-- Begin Records for processing --

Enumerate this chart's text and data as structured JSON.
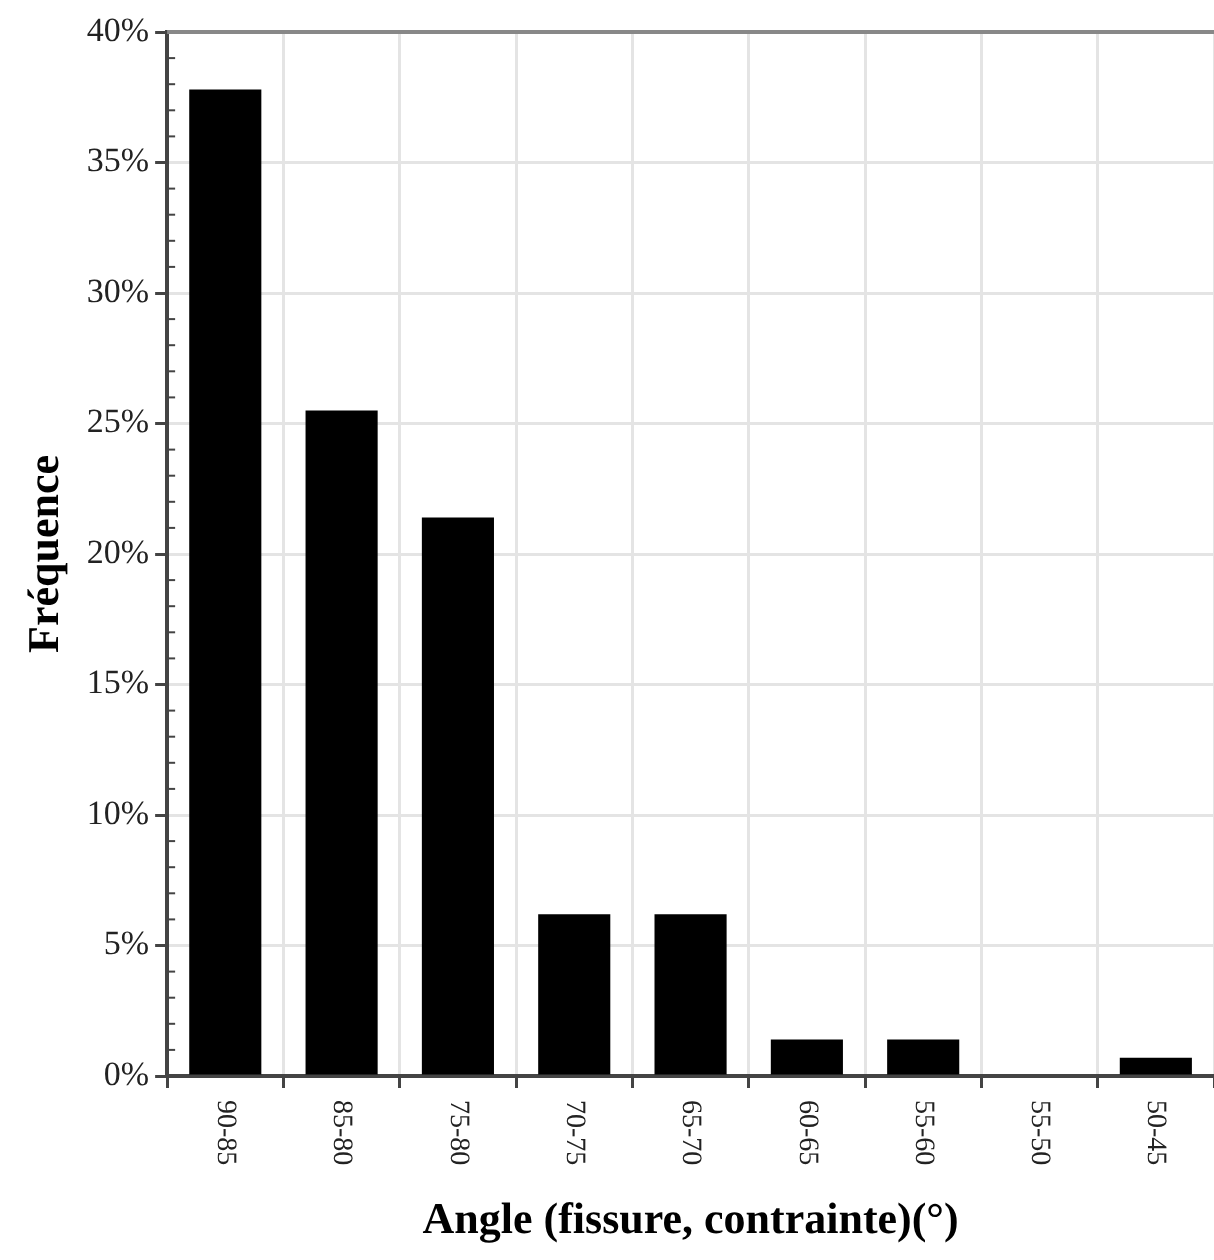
{
  "chart_data": {
    "type": "bar",
    "xlabel": "Angle (fissure, contrainte)(°)",
    "ylabel": "Fréquence",
    "categories": [
      "90-85",
      "85-80",
      "75-80",
      "70-75",
      "65-70",
      "60-65",
      "55-60",
      "55-50",
      "50-45"
    ],
    "values": [
      37.8,
      25.5,
      21.4,
      6.2,
      6.2,
      1.4,
      1.4,
      0,
      0.7
    ],
    "color": "#000000",
    "ylim": [
      0,
      40
    ],
    "yticks": [
      {
        "value": 0,
        "label": "0%"
      },
      {
        "value": 5,
        "label": "5%"
      },
      {
        "value": 10,
        "label": "10%"
      },
      {
        "value": 15,
        "label": "15%"
      },
      {
        "value": 20,
        "label": "20%"
      },
      {
        "value": 25,
        "label": "25%"
      },
      {
        "value": 30,
        "label": "30%"
      },
      {
        "value": 35,
        "label": "35%"
      },
      {
        "value": 40,
        "label": "40%"
      }
    ],
    "grid": true
  }
}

-- End Records for processing --

▶ _Required work_:
Return all of the entries exactly as written, but drop any pictures they hold.

▶ _Correct answer_:
Enumerate this chart's text and data as structured JSON.
{
  "chart_data": {
    "type": "bar",
    "xlabel": "Angle (fissure, contrainte)(°)",
    "ylabel": "Fréquence",
    "categories": [
      "90-85",
      "85-80",
      "75-80",
      "70-75",
      "65-70",
      "60-65",
      "55-60",
      "55-50",
      "50-45"
    ],
    "values": [
      37.8,
      25.5,
      21.4,
      6.2,
      6.2,
      1.4,
      1.4,
      0,
      0.7
    ],
    "color": "#000000",
    "ylim": [
      0,
      40
    ],
    "yticks": [
      {
        "value": 0,
        "label": "0%"
      },
      {
        "value": 5,
        "label": "5%"
      },
      {
        "value": 10,
        "label": "10%"
      },
      {
        "value": 15,
        "label": "15%"
      },
      {
        "value": 20,
        "label": "20%"
      },
      {
        "value": 25,
        "label": "25%"
      },
      {
        "value": 30,
        "label": "30%"
      },
      {
        "value": 35,
        "label": "35%"
      },
      {
        "value": 40,
        "label": "40%"
      }
    ],
    "grid": true
  }
}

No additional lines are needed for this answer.